• Exercise: Of all the lines in the data below, how many contain "search"? Report that number alone.
-*-*-
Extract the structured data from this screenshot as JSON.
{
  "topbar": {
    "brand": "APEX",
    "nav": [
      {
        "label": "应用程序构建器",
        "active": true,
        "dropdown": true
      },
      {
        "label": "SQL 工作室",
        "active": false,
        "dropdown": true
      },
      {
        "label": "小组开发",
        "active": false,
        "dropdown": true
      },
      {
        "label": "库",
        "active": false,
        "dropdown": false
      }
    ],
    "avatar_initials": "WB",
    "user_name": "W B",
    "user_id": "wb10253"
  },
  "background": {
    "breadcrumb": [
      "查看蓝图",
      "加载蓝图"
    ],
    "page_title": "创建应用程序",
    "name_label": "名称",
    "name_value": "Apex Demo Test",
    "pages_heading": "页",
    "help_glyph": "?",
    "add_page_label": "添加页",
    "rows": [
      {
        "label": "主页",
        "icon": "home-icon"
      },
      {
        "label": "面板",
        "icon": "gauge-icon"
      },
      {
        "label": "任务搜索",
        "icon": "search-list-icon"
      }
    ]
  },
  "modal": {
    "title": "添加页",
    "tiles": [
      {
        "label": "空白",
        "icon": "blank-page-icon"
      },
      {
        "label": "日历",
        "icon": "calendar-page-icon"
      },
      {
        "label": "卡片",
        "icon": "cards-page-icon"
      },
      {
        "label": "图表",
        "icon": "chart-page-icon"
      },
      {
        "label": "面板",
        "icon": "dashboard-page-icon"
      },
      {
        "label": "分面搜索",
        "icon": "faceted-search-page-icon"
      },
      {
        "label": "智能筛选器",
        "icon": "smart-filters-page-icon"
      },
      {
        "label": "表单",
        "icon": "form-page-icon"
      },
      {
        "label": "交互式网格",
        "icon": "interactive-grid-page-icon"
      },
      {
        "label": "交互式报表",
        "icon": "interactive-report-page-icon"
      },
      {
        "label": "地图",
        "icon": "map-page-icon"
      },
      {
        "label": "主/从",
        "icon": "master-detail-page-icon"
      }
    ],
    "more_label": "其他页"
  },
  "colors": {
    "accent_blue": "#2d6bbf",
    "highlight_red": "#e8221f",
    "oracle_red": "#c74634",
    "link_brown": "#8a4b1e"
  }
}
-*-*-
• Final result: 2